# PROBLEM TO WORK ON:
Retype the complete listing exactly as it appears.

# Rows from a dataset:
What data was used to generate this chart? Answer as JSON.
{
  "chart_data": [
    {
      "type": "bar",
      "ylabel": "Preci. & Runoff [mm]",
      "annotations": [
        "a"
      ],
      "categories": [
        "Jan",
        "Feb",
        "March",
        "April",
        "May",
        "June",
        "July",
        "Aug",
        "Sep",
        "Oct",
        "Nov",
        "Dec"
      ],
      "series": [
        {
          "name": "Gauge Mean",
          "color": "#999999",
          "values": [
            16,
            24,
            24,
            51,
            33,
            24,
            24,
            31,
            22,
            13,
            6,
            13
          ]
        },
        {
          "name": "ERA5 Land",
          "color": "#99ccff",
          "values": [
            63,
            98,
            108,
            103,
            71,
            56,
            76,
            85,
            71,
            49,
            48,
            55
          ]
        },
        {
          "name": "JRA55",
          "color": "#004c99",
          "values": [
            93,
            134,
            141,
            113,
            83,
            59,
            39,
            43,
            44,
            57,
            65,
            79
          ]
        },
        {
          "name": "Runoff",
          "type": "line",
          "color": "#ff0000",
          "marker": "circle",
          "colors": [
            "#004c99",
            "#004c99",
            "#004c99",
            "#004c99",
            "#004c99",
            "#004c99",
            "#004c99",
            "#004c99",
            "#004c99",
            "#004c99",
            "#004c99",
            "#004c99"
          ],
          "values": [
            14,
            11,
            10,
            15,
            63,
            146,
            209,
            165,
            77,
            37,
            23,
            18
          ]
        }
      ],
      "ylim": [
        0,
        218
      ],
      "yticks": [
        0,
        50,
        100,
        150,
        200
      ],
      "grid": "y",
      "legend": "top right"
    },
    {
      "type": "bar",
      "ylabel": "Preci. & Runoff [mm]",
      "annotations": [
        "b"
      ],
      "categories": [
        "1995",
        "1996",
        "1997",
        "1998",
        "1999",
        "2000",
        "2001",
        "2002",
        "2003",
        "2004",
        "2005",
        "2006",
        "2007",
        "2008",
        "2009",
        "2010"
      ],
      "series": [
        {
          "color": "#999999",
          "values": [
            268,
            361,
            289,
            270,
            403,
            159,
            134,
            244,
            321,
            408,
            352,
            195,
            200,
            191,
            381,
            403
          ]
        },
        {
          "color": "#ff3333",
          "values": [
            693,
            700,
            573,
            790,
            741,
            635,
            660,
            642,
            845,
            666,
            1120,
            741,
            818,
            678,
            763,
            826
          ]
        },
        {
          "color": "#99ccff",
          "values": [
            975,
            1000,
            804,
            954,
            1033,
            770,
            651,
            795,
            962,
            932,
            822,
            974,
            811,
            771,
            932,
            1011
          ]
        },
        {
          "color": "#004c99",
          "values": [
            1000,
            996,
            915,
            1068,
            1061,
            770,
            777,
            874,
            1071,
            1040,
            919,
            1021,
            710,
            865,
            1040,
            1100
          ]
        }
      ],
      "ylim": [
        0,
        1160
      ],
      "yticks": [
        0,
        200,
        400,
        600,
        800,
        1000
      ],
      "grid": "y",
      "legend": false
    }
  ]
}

# WRITTEN SOLUTION:
What data was used to generate this chart? Answer as JSON.
{
  "chart_data": [
    {
      "type": "bar",
      "ylabel": "Preci. & Runoff [mm]",
      "annotations": [
        "a"
      ],
      "categories": [
        "Jan",
        "Feb",
        "March",
        "April",
        "May",
        "June",
        "July",
        "Aug",
        "Sep",
        "Oct",
        "Nov",
        "Dec"
      ],
      "series": [
        {
          "name": "Gauge Mean",
          "color": "#999999",
          "values": [
            16,
            24,
            24,
            51,
            33,
            24,
            24,
            31,
            22,
            13,
            6,
            13
          ]
        },
        {
          "name": "ERA5 Land",
          "color": "#99ccff",
          "values": [
            63,
            98,
            108,
            103,
            71,
            56,
            76,
            85,
            71,
            49,
            48,
            55
          ]
        },
        {
          "name": "JRA55",
          "color": "#004c99",
          "values": [
            93,
            134,
            141,
            113,
            83,
            59,
            39,
            43,
            44,
            57,
            65,
            79
          ]
        },
        {
          "name": "Runoff",
          "type": "line",
          "color": "#ff0000",
          "marker": "circle",
          "colors": [
            "#004c99",
            "#004c99",
            "#004c99",
            "#004c99",
            "#004c99",
            "#004c99",
            "#004c99",
            "#004c99",
            "#004c99",
            "#004c99",
            "#004c99",
            "#004c99"
          ],
          "values": [
            14,
            11,
            10,
            15,
            63,
            146,
            209,
            165,
            77,
            37,
            23,
            18
          ]
        }
      ],
      "ylim": [
        0,
        218
      ],
      "yticks": [
        0,
        50,
        100,
        150,
        200
      ],
      "grid": "y",
      "legend": "top right"
    },
    {
      "type": "bar",
      "ylabel": "Preci. & Runoff [mm]",
      "annotations": [
        "b"
      ],
      "categories": [
        "1995",
        "1996",
        "1997",
        "1998",
        "1999",
        "2000",
        "2001",
        "2002",
        "2003",
        "2004",
        "2005",
        "2006",
        "2007",
        "2008",
        "2009",
        "2010"
      ],
      "series": [
        {
          "color": "#999999",
          "values": [
            268,
            361,
            289,
            270,
            403,
            159,
            134,
            244,
            321,
            408,
            352,
            195,
            200,
            191,
            381,
            403
          ]
        },
        {
          "color": "#ff3333",
          "values": [
            693,
            700,
            573,
            790,
            741,
            635,
            660,
            642,
            845,
            666,
            1120,
            741,
            818,
            678,
            763,
            826
          ]
        },
        {
          "color": "#99ccff",
          "values": [
            975,
            1000,
            804,
            954,
            1033,
            770,
            651,
            795,
            962,
            932,
            822,
            974,
            811,
            771,
            932,
            1011
          ]
        },
        {
          "color": "#004c99",
          "values": [
            1000,
            996,
            915,
            1068,
            1061,
            770,
            777,
            874,
            1071,
            1040,
            919,
            1021,
            710,
            865,
            1040,
            1100
          ]
        }
      ],
      "ylim": [
        0,
        1160
      ],
      "yticks": [
        0,
        200,
        400,
        600,
        800,
        1000
      ],
      "grid": "y",
      "legend": false
    }
  ]
}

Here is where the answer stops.